Records provided.
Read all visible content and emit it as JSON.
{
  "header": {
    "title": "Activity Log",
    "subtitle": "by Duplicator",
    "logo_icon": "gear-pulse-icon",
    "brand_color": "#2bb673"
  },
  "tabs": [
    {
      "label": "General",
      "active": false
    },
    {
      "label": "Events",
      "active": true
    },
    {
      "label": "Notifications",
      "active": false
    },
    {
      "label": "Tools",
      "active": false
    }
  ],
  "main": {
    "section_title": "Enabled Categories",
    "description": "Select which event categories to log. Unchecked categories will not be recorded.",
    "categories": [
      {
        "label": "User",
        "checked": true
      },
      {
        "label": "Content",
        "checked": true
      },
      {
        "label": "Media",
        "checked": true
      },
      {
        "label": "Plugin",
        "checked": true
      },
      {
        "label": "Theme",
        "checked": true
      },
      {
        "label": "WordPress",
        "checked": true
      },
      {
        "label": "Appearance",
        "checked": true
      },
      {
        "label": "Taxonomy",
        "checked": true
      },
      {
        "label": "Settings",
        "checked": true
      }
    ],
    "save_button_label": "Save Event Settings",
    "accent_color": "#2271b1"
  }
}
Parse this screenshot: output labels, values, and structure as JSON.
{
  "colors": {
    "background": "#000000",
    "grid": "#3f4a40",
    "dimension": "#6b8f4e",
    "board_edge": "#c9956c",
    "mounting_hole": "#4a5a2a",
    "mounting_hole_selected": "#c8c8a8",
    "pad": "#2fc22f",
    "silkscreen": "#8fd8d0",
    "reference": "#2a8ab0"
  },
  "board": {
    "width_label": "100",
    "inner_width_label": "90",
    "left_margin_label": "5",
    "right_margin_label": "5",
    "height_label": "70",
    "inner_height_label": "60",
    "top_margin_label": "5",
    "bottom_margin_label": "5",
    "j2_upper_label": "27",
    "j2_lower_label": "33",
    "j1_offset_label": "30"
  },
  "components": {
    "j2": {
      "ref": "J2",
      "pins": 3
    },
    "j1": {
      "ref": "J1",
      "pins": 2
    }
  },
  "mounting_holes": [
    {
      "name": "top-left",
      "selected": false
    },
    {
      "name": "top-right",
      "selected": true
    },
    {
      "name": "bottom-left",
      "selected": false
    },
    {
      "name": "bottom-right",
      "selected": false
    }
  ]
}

Task goal. Print the entries exactly. Include every one.

The answer.
Read all visible content and emit it as JSON.
{
  "header": {
    "title": "Activity Log",
    "subtitle": "by Duplicator",
    "logo_icon": "gear-pulse-icon",
    "brand_color": "#2bb673"
  },
  "tabs": [
    {
      "label": "General",
      "active": false
    },
    {
      "label": "Events",
      "active": true
    },
    {
      "label": "Notifications",
      "active": false
    },
    {
      "label": "Tools",
      "active": false
    }
  ],
  "main": {
    "section_title": "Enabled Categories",
    "description": "Select which event categories to log. Unchecked categories will not be recorded.",
    "categories": [
      {
        "label": "User",
        "checked": true
      },
      {
        "label": "Content",
        "checked": true
      },
      {
        "label": "Media",
        "checked": true
      },
      {
        "label": "Plugin",
        "checked": true
      },
      {
        "label": "Theme",
        "checked": true
      },
      {
        "label": "WordPress",
        "checked": true
      },
      {
        "label": "Appearance",
        "checked": true
      },
      {
        "label": "Taxonomy",
        "checked": true
      },
      {
        "label": "Settings",
        "checked": true
      }
    ],
    "save_button_label": "Save Event Settings",
    "accent_color": "#2271b1"
  }
}
Parse this screenshot: output labels, values, and structure as JSON.
{
  "colors": {
    "background": "#000000",
    "grid": "#3f4a40",
    "dimension": "#6b8f4e",
    "board_edge": "#c9956c",
    "mounting_hole": "#4a5a2a",
    "mounting_hole_selected": "#c8c8a8",
    "pad": "#2fc22f",
    "silkscreen": "#8fd8d0",
    "reference": "#2a8ab0"
  },
  "board": {
    "width_label": "100",
    "inner_width_label": "90",
    "left_margin_label": "5",
    "right_margin_label": "5",
    "height_label": "70",
    "inner_height_label": "60",
    "top_margin_label": "5",
    "bottom_margin_label": "5",
    "j2_upper_label": "27",
    "j2_lower_label": "33",
    "j1_offset_label": "30"
  },
  "components": {
    "j2": {
      "ref": "J2",
      "pins": 3
    },
    "j1": {
      "ref": "J1",
      "pins": 2
    }
  },
  "mounting_holes": [
    {
      "name": "top-left",
      "selected": false
    },
    {
      "name": "top-right",
      "selected": true
    },
    {
      "name": "bottom-left",
      "selected": false
    },
    {
      "name": "bottom-right",
      "selected": false
    }
  ]
}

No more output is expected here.